Reproduce the following material exactly, including every line.

───── RECORD EXTRACTS ─────

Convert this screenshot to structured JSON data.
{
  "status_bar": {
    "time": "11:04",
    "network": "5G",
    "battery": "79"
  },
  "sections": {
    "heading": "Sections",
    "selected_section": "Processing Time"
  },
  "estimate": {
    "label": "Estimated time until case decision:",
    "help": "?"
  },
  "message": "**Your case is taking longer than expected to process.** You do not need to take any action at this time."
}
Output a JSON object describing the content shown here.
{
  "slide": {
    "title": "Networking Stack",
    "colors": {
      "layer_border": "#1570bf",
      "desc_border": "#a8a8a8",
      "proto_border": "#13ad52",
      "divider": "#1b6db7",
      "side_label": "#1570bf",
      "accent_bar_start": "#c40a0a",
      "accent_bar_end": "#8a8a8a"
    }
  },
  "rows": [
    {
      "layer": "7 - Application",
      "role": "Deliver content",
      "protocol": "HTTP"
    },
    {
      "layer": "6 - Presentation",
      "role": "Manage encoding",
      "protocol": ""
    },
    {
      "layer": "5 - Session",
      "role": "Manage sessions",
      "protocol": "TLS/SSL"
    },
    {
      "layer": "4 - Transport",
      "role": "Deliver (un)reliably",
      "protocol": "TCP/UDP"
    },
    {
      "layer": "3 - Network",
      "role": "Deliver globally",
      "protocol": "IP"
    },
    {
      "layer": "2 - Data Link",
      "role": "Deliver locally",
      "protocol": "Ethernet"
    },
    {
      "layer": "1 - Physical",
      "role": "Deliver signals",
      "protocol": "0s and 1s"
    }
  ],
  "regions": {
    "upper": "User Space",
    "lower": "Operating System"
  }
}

─────

__RESULT__.
Convert this screenshot to structured JSON data.
{
  "status_bar": {
    "time": "11:04",
    "network": "5G",
    "battery": "79"
  },
  "sections": {
    "heading": "Sections",
    "selected_section": "Processing Time"
  },
  "estimate": {
    "label": "Estimated time until case decision:",
    "help": "?"
  },
  "message": "**Your case is taking longer than expected to process.** You do not need to take any action at this time."
}
Output a JSON object describing the content shown here.
{
  "slide": {
    "title": "Networking Stack",
    "colors": {
      "layer_border": "#1570bf",
      "desc_border": "#a8a8a8",
      "proto_border": "#13ad52",
      "divider": "#1b6db7",
      "side_label": "#1570bf",
      "accent_bar_start": "#c40a0a",
      "accent_bar_end": "#8a8a8a"
    }
  },
  "rows": [
    {
      "layer": "7 - Application",
      "role": "Deliver content",
      "protocol": "HTTP"
    },
    {
      "layer": "6 - Presentation",
      "role": "Manage encoding",
      "protocol": ""
    },
    {
      "layer": "5 - Session",
      "role": "Manage sessions",
      "protocol": "TLS/SSL"
    },
    {
      "layer": "4 - Transport",
      "role": "Deliver (un)reliably",
      "protocol": "TCP/UDP"
    },
    {
      "layer": "3 - Network",
      "role": "Deliver globally",
      "protocol": "IP"
    },
    {
      "layer": "2 - Data Link",
      "role": "Deliver locally",
      "protocol": "Ethernet"
    },
    {
      "layer": "1 - Physical",
      "role": "Deliver signals",
      "protocol": "0s and 1s"
    }
  ],
  "regions": {
    "upper": "User Space",
    "lower": "Operating System"
  }
}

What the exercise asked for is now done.